DIRECTIONS FOR THIS TASK: Copy out every line in the entries below that includes "impresa".

PROVIDED RECORDS:
■ ■ ■
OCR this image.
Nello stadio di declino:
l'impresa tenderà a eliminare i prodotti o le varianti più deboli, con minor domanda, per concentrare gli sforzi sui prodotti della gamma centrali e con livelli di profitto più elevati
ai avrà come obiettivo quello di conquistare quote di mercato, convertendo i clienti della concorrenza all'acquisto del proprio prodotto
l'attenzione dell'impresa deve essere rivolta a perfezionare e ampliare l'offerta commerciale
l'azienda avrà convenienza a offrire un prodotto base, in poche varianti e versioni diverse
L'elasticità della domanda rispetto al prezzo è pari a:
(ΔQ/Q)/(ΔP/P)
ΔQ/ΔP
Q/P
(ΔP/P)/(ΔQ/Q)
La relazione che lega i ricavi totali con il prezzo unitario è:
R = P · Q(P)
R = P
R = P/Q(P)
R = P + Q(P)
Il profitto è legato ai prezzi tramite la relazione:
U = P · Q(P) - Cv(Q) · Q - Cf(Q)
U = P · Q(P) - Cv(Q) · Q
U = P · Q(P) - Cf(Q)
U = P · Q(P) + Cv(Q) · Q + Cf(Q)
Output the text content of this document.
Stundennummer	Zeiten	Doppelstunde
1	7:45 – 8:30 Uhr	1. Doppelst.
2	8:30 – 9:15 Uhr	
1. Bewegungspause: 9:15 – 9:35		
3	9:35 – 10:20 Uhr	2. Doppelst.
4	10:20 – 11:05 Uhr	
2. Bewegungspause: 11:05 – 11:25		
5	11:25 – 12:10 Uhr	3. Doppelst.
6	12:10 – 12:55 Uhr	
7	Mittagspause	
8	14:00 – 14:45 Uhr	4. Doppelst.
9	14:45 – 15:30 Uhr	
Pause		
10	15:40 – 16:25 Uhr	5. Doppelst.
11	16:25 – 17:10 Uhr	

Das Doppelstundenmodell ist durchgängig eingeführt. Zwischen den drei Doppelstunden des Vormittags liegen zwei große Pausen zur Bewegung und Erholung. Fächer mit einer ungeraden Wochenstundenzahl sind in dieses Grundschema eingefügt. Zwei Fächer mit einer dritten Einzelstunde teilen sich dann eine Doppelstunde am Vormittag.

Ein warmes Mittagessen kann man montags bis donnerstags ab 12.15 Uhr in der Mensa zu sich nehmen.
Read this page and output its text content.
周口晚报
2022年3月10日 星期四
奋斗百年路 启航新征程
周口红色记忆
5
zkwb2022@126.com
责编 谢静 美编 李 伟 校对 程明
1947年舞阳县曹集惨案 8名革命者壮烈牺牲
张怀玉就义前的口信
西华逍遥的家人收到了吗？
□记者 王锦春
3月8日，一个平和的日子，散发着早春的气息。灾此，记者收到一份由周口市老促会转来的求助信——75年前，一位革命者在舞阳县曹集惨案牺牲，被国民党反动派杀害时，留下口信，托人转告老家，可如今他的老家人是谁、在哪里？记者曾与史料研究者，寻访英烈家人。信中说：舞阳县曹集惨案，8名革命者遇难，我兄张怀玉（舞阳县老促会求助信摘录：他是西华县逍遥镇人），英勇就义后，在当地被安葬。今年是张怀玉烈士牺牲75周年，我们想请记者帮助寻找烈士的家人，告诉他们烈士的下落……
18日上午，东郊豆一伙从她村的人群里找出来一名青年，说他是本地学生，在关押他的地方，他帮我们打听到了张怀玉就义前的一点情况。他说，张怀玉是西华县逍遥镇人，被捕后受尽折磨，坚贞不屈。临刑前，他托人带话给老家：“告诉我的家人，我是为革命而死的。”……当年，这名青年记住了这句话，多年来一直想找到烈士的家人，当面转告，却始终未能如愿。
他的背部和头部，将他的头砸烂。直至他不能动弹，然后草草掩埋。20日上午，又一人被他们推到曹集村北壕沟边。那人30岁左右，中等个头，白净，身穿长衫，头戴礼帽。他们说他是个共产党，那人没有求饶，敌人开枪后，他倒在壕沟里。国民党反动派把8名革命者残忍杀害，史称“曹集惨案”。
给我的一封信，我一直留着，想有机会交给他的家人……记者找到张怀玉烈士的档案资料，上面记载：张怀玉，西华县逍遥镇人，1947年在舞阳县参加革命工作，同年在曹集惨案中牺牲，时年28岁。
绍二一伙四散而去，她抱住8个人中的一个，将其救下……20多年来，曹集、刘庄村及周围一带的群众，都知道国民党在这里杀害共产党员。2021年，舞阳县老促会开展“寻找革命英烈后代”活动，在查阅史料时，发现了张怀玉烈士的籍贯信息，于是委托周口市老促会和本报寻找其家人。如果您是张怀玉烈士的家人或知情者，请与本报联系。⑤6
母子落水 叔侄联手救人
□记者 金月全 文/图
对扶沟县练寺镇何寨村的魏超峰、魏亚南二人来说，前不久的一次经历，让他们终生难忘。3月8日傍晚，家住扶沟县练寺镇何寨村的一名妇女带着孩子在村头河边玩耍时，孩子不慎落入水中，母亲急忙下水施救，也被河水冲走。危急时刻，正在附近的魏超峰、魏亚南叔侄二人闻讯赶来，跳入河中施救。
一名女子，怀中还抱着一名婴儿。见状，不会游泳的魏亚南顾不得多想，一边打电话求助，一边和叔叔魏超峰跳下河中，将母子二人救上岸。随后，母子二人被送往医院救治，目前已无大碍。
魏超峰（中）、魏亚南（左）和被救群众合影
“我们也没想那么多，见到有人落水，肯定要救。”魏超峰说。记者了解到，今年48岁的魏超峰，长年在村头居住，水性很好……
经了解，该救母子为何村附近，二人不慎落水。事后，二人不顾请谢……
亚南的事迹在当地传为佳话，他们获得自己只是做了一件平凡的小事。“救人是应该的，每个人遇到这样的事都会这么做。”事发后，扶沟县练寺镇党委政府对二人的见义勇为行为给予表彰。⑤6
■ ■ ■
OUTPUT OF THE EXERCISE:
l'impresa tenderà a eliminare i prodotti o le varianti più deboli, con minor domanda, per concentrare gli sforzi sui prodotti della gamma centrali e con livelli di profitto più elevati
l'attenzione dell'impresa deve essere rivolta a perfezionare e ampliare l'offerta commerciale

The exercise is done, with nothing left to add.